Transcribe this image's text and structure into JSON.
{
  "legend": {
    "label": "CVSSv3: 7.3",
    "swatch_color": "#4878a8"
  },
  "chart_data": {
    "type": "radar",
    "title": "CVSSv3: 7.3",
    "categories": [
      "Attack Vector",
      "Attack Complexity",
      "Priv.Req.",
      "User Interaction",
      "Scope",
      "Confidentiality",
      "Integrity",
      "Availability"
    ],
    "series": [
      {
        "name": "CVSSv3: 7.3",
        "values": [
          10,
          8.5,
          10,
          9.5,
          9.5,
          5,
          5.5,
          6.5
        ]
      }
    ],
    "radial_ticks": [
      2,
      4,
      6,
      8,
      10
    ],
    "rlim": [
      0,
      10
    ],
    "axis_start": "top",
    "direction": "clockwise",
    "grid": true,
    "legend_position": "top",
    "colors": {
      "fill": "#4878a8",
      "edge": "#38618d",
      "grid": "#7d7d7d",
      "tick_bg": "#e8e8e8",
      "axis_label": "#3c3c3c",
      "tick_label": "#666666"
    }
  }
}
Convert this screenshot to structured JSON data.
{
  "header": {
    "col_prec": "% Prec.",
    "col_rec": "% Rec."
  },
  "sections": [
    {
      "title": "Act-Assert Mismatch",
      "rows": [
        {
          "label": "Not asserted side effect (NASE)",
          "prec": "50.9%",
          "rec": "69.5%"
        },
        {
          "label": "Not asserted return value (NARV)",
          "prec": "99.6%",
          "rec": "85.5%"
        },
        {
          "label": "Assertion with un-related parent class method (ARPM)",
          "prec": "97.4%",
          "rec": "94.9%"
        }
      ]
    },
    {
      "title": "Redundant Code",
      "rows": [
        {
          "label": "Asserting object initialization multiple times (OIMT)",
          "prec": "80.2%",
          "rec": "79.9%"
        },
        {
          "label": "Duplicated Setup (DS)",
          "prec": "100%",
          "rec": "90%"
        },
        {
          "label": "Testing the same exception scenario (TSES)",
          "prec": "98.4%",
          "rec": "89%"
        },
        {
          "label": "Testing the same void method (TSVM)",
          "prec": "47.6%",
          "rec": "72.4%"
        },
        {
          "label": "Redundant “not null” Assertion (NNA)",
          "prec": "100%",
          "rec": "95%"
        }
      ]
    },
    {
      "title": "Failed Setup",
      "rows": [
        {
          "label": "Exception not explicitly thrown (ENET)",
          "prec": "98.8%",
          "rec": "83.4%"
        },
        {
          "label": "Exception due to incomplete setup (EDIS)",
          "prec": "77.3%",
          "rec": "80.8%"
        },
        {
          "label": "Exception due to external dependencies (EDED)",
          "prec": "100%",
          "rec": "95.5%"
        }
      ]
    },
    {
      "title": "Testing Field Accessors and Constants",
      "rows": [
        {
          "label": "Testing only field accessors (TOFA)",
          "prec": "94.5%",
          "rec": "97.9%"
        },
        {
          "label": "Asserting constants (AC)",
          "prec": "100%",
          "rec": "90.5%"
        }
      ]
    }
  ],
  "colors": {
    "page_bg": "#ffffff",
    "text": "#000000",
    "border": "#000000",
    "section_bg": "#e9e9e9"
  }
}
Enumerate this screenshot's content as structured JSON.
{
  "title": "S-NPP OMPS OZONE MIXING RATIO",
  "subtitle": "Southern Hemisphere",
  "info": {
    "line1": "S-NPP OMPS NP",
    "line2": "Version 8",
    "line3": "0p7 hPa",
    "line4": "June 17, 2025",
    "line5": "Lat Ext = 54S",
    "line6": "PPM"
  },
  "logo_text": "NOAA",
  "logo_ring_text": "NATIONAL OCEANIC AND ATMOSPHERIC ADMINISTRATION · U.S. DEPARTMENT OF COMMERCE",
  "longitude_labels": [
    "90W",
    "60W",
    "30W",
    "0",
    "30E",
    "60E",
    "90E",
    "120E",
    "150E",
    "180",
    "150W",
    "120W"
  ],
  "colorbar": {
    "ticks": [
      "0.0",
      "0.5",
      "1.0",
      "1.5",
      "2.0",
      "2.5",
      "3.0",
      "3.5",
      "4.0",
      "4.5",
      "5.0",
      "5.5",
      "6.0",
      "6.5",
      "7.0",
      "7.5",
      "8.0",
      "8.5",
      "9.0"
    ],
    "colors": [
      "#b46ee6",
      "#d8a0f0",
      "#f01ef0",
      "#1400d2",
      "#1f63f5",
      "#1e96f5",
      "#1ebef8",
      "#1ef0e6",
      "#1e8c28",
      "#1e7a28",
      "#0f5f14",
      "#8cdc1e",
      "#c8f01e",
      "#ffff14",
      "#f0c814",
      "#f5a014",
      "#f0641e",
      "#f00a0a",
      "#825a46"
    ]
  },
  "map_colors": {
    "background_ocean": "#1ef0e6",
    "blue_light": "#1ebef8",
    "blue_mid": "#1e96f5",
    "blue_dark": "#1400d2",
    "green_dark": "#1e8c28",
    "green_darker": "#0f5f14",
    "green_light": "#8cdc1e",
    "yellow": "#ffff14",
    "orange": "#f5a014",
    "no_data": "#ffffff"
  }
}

THE REQUEST:
Your task is to retype all the records above with nothing left out.

THE RESULT:
Transcribe this image's text and structure into JSON.
{
  "legend": {
    "label": "CVSSv3: 7.3",
    "swatch_color": "#4878a8"
  },
  "chart_data": {
    "type": "radar",
    "title": "CVSSv3: 7.3",
    "categories": [
      "Attack Vector",
      "Attack Complexity",
      "Priv.Req.",
      "User Interaction",
      "Scope",
      "Confidentiality",
      "Integrity",
      "Availability"
    ],
    "series": [
      {
        "name": "CVSSv3: 7.3",
        "values": [
          10,
          8.5,
          10,
          9.5,
          9.5,
          5,
          5.5,
          6.5
        ]
      }
    ],
    "radial_ticks": [
      2,
      4,
      6,
      8,
      10
    ],
    "rlim": [
      0,
      10
    ],
    "axis_start": "top",
    "direction": "clockwise",
    "grid": true,
    "legend_position": "top",
    "colors": {
      "fill": "#4878a8",
      "edge": "#38618d",
      "grid": "#7d7d7d",
      "tick_bg": "#e8e8e8",
      "axis_label": "#3c3c3c",
      "tick_label": "#666666"
    }
  }
}
Convert this screenshot to structured JSON data.
{
  "header": {
    "col_prec": "% Prec.",
    "col_rec": "% Rec."
  },
  "sections": [
    {
      "title": "Act-Assert Mismatch",
      "rows": [
        {
          "label": "Not asserted side effect (NASE)",
          "prec": "50.9%",
          "rec": "69.5%"
        },
        {
          "label": "Not asserted return value (NARV)",
          "prec": "99.6%",
          "rec": "85.5%"
        },
        {
          "label": "Assertion with un-related parent class method (ARPM)",
          "prec": "97.4%",
          "rec": "94.9%"
        }
      ]
    },
    {
      "title": "Redundant Code",
      "rows": [
        {
          "label": "Asserting object initialization multiple times (OIMT)",
          "prec": "80.2%",
          "rec": "79.9%"
        },
        {
          "label": "Duplicated Setup (DS)",
          "prec": "100%",
          "rec": "90%"
        },
        {
          "label": "Testing the same exception scenario (TSES)",
          "prec": "98.4%",
          "rec": "89%"
        },
        {
          "label": "Testing the same void method (TSVM)",
          "prec": "47.6%",
          "rec": "72.4%"
        },
        {
          "label": "Redundant “not null” Assertion (NNA)",
          "prec": "100%",
          "rec": "95%"
        }
      ]
    },
    {
      "title": "Failed Setup",
      "rows": [
        {
          "label": "Exception not explicitly thrown (ENET)",
          "prec": "98.8%",
          "rec": "83.4%"
        },
        {
          "label": "Exception due to incomplete setup (EDIS)",
          "prec": "77.3%",
          "rec": "80.8%"
        },
        {
          "label": "Exception due to external dependencies (EDED)",
          "prec": "100%",
          "rec": "95.5%"
        }
      ]
    },
    {
      "title": "Testing Field Accessors and Constants",
      "rows": [
        {
          "label": "Testing only field accessors (TOFA)",
          "prec": "94.5%",
          "rec": "97.9%"
        },
        {
          "label": "Asserting constants (AC)",
          "prec": "100%",
          "rec": "90.5%"
        }
      ]
    }
  ],
  "colors": {
    "page_bg": "#ffffff",
    "text": "#000000",
    "border": "#000000",
    "section_bg": "#e9e9e9"
  }
}
Enumerate this screenshot's content as structured JSON.
{
  "title": "S-NPP OMPS OZONE MIXING RATIO",
  "subtitle": "Southern Hemisphere",
  "info": {
    "line1": "S-NPP OMPS NP",
    "line2": "Version 8",
    "line3": "0p7 hPa",
    "line4": "June 17, 2025",
    "line5": "Lat Ext = 54S",
    "line6": "PPM"
  },
  "logo_text": "NOAA",
  "logo_ring_text": "NATIONAL OCEANIC AND ATMOSPHERIC ADMINISTRATION · U.S. DEPARTMENT OF COMMERCE",
  "longitude_labels": [
    "90W",
    "60W",
    "30W",
    "0",
    "30E",
    "60E",
    "90E",
    "120E",
    "150E",
    "180",
    "150W",
    "120W"
  ],
  "colorbar": {
    "ticks": [
      "0.0",
      "0.5",
      "1.0",
      "1.5",
      "2.0",
      "2.5",
      "3.0",
      "3.5",
      "4.0",
      "4.5",
      "5.0",
      "5.5",
      "6.0",
      "6.5",
      "7.0",
      "7.5",
      "8.0",
      "8.5",
      "9.0"
    ],
    "colors": [
      "#b46ee6",
      "#d8a0f0",
      "#f01ef0",
      "#1400d2",
      "#1f63f5",
      "#1e96f5",
      "#1ebef8",
      "#1ef0e6",
      "#1e8c28",
      "#1e7a28",
      "#0f5f14",
      "#8cdc1e",
      "#c8f01e",
      "#ffff14",
      "#f0c814",
      "#f5a014",
      "#f0641e",
      "#f00a0a",
      "#825a46"
    ]
  },
  "map_colors": {
    "background_ocean": "#1ef0e6",
    "blue_light": "#1ebef8",
    "blue_mid": "#1e96f5",
    "blue_dark": "#1400d2",
    "green_dark": "#1e8c28",
    "green_darker": "#0f5f14",
    "green_light": "#8cdc1e",
    "yellow": "#ffff14",
    "orange": "#f5a014",
    "no_data": "#ffffff"
  }
}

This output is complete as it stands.